> _Problem to work on_: Show every line in the listing below that contains the string "walls". Case counts.

[Dataset records]
::::::
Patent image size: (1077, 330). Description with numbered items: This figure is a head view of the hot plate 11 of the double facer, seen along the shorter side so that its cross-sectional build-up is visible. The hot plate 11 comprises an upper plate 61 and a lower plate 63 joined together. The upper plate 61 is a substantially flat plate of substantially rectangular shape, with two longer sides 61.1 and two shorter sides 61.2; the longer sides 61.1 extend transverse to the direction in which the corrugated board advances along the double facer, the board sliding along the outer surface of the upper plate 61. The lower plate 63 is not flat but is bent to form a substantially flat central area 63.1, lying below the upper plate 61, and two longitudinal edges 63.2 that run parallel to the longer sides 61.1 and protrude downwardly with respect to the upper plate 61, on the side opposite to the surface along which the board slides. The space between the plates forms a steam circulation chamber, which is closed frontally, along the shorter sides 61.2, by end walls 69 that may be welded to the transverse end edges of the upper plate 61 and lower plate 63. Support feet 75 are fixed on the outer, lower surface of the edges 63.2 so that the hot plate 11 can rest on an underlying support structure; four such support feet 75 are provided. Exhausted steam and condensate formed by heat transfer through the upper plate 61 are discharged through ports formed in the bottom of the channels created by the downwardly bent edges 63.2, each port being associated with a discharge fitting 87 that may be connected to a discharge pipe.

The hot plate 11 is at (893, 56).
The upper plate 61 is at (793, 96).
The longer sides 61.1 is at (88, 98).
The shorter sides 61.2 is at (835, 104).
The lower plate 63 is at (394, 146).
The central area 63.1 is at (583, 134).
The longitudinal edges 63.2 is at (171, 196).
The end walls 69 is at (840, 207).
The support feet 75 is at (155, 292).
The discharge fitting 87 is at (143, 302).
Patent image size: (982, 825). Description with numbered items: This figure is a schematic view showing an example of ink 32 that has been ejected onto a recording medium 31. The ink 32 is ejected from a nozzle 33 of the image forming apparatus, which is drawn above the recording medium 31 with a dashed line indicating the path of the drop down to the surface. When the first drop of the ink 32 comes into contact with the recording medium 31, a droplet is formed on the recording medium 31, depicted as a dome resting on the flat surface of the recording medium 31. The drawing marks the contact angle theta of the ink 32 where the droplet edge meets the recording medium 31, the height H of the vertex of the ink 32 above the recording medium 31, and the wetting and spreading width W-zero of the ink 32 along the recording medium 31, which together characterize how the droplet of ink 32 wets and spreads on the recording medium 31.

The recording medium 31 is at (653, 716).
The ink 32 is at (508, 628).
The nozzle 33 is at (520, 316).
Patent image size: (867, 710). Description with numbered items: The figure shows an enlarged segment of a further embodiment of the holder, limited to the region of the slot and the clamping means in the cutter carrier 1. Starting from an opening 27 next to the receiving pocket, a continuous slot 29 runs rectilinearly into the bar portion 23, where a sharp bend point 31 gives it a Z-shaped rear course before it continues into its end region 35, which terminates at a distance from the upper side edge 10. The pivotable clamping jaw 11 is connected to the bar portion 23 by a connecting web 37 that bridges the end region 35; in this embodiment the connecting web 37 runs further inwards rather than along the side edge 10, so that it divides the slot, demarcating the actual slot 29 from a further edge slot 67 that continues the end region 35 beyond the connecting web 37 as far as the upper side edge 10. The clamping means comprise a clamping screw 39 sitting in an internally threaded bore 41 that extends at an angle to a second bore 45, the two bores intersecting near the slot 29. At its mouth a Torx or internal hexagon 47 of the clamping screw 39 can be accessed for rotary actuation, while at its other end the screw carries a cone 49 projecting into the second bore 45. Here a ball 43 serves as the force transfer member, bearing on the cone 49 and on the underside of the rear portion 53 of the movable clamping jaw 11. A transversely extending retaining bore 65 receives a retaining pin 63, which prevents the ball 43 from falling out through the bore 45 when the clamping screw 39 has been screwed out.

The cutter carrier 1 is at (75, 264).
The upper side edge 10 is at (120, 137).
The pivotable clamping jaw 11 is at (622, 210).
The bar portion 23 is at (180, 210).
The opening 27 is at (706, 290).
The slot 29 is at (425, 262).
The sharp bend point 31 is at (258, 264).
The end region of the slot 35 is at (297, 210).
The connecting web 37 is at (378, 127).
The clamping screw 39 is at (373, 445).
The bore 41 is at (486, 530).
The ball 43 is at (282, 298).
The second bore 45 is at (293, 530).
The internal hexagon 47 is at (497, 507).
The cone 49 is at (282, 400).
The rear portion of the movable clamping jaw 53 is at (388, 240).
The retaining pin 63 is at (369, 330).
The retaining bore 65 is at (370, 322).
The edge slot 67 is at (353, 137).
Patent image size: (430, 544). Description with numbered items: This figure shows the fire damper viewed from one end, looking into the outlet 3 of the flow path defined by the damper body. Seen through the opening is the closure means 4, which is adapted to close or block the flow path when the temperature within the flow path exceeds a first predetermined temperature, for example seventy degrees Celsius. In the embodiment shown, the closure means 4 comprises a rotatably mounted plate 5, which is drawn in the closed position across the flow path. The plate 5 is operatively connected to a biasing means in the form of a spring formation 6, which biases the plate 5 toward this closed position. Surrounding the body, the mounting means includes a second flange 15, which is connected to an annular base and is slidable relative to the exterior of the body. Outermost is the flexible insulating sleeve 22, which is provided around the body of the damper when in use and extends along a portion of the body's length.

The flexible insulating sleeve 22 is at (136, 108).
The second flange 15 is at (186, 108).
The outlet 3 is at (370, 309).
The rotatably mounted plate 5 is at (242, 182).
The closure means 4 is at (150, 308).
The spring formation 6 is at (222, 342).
::::::
> _Written solution_:
Patent image size: (1077, 330). Description with numbered items: This figure is a head view of the hot plate 11 of the double facer, seen along the shorter side so that its cross-sectional build-up is visible. The hot plate 11 comprises an upper plate 61 and a lower plate 63 joined together. The upper plate 61 is a substantially flat plate of substantially rectangular shape, with two longer sides 61.1 and two shorter sides 61.2; the longer sides 61.1 extend transverse to the direction in which the corrugated board advances along the double facer, the board sliding along the outer surface of the upper plate 61. The lower plate 63 is not flat but is bent to form a substantially flat central area 63.1, lying below the upper plate 61, and two longitudinal edges 63.2 that run parallel to the longer sides 61.1 and protrude downwardly with respect to the upper plate 61, on the side opposite to the surface along which the board slides. The space between the plates forms a steam circulation chamber, which is closed frontally, along the shorter sides 61.2, by end walls 69 that may be welded to the transverse end edges of the upper plate 61 and lower plate 63. Support feet 75 are fixed on the outer, lower surface of the edges 63.2 so that the hot plate 11 can rest on an underlying support structure; four such support feet 75 are provided. Exhausted steam and condensate formed by heat transfer through the upper plate 61 are discharged through ports formed in the bottom of the channels created by the downwardly bent edges 63.2, each port being associated with a discharge fitting 87 that may be connected to a discharge pipe.
The end walls 69 is at (840, 207).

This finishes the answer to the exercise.